» Short exercise a: In the book review below, what is the name of the magazine put out by Karl Keating's organization?

» Document passage:
◆ ◆ ◆

Building a Fine Fire in the Fireplace
Surprised by Truth: Eleven Converts Give the Biblical and Historical Reasons for Becoming Catholic
By Patrick Madrid
Publisher: Basilica Press
Pages: 271
Price: $15.90
Review Author: Dale Vree
Over the past 15 years we’ve heard a good deal about conversions to Roman Catholicism from Anglicanism, especially Anglo-Catholicism. Such transitions are seldom easy, but the theological distance traveled is not all that great. But now a new phenomenon is gathering steam: converts from the more distant precincts of evangelicalism and fundamentalism. Why? The Holy Spirit, one trusts. But the Holy Spirit often works through human instruments. So one would have to mention the magnetic orthodoxy of Pope John Paul II and Mother Teresa. Then there is the indefatigable prolife movement, which has brought evangelicals and fundamentalists into close contact with ardent orthodox Catholics. Also, the conversion of evangelical Presbyterian minister Scott Hahn, ho argued his way into the Catholic Church by studying the Bible, has had a profound effect on many, thanks to his speeches and booming tape industry, and most recently to his account of his conversion, Rome Sweet Home, written with his wife, Kimberly (reviewed in the July-Aug. 1994 NOR). Finally, the rise of fundamentalism in the 1980s, heavily laced with aggressive anti-Catholicism, has elicited a spirited response, notably from Karl Keating, who, with his colleagues, has gone forth to debate fundamentalists in the public forum. Keating’s organization (Catholic Answers Inc., PO Box 17490, San Diego CA 92177; 619-541-1131) conducts seminars and distributes a prodigious amount of apologetic material — books, tracts, tapes, and a vigorous magazine called, appropriately, This Rock — and is bearing much good fruit.

◆ ◆ ◆

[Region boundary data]
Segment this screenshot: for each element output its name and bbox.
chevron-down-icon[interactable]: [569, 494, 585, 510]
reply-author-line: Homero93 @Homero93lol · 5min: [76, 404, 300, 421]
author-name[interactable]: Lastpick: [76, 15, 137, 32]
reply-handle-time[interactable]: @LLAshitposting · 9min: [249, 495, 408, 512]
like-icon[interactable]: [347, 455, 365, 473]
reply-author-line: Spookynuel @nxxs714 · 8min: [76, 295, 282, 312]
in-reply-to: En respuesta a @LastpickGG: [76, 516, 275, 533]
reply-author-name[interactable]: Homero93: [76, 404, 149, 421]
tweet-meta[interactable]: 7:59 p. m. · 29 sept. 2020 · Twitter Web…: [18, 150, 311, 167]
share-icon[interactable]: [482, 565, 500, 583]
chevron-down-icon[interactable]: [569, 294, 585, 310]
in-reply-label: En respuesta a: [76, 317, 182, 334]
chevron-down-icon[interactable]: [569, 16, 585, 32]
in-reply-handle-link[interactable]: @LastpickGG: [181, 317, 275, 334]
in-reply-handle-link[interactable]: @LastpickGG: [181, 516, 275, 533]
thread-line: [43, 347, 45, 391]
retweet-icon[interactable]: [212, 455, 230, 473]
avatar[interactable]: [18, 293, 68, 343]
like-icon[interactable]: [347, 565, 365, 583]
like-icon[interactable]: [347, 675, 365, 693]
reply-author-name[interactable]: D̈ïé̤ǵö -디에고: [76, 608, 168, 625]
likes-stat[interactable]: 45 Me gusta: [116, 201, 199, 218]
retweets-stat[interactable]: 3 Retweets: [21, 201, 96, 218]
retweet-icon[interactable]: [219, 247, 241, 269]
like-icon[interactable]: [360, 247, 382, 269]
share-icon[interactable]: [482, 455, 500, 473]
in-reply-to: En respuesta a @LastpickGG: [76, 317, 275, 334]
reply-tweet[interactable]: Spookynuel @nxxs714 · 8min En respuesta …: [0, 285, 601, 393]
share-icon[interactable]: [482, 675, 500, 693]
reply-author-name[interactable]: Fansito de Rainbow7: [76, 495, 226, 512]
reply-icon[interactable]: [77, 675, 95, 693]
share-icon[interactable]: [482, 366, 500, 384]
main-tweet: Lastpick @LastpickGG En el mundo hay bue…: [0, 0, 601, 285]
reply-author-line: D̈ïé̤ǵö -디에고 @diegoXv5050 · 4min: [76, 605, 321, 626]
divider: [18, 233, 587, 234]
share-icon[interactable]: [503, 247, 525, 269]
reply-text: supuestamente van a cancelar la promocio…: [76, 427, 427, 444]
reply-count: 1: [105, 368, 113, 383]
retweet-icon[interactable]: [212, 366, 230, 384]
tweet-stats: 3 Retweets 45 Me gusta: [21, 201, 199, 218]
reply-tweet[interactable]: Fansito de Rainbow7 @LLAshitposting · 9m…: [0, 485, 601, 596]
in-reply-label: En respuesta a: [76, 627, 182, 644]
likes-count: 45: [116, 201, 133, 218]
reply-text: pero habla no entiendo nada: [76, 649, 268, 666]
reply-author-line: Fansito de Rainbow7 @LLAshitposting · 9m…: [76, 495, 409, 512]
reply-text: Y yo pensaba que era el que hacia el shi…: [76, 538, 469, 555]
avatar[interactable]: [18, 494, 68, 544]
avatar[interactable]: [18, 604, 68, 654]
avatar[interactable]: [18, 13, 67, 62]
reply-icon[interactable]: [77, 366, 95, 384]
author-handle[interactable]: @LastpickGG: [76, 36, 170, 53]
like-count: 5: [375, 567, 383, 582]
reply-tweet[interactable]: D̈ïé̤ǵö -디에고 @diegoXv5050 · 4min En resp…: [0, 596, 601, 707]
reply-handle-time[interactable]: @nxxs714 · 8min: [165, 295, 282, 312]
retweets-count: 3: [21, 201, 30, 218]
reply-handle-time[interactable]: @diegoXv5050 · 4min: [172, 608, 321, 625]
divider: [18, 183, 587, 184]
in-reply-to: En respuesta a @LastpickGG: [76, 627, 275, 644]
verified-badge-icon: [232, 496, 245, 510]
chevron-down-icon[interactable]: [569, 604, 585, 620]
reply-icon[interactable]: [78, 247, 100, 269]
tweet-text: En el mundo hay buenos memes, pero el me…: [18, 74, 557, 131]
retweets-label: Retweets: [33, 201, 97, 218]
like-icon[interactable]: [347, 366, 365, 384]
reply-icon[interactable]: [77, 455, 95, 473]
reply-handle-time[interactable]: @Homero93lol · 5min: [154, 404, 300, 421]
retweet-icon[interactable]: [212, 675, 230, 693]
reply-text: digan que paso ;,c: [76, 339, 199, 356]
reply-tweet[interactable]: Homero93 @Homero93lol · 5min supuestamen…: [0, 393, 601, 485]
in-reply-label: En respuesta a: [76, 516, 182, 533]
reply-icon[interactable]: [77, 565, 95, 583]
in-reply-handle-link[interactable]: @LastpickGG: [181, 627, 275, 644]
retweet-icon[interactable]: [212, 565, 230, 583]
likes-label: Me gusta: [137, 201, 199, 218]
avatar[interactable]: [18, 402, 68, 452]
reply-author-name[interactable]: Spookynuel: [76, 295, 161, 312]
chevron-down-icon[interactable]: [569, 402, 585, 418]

◆ ◆ ◆

» Short exercise b: Recast the Region boundary data rows as a JSON list of strings, one string per row, starting at the first row and ending at the row that contains "thread-line: [43, 347, 45, 391]". Leave out any blank rows.

» Task output a: This Rock

» Task output b:
[
  "Segment this screenshot: for each element output its name and bbox.",
  "chevron-down-icon[interactable]: [569, 494, 585, 510]",
  "reply-author-line: Homero93 @Homero93lol · 5min: [76, 404, 300, 421]",
  "author-name[interactable]: Lastpick: [76, 15, 137, 32]",
  "reply-handle-time[interactable]: @LLAshitposting · 9min: [249, 495, 408, 512]",
  "like-icon[interactable]: [347, 455, 365, 473]",
  "reply-author-line: Spookynuel @nxxs714 · 8min: [76, 295, 282, 312]",
  "in-reply-to: En respuesta a @LastpickGG: [76, 516, 275, 533]",
  "reply-author-name[interactable]: Homero93: [76, 404, 149, 421]",
  "tweet-meta[interactable]: 7:59 p. m. · 29 sept. 2020 · Twitter Web…: [18, 150, 311, 167]",
  "share-icon[interactable]: [482, 565, 500, 583]",
  "chevron-down-icon[interactable]: [569, 294, 585, 310]",
  "in-reply-label: En respuesta a: [76, 317, 182, 334]",
  "chevron-down-icon[interactable]: [569, 16, 585, 32]",
  "in-reply-handle-link[interactable]: @LastpickGG: [181, 317, 275, 334]",
  "in-reply-handle-link[interactable]: @LastpickGG: [181, 516, 275, 533]",
  "thread-line: [43, 347, 45, 391]"
]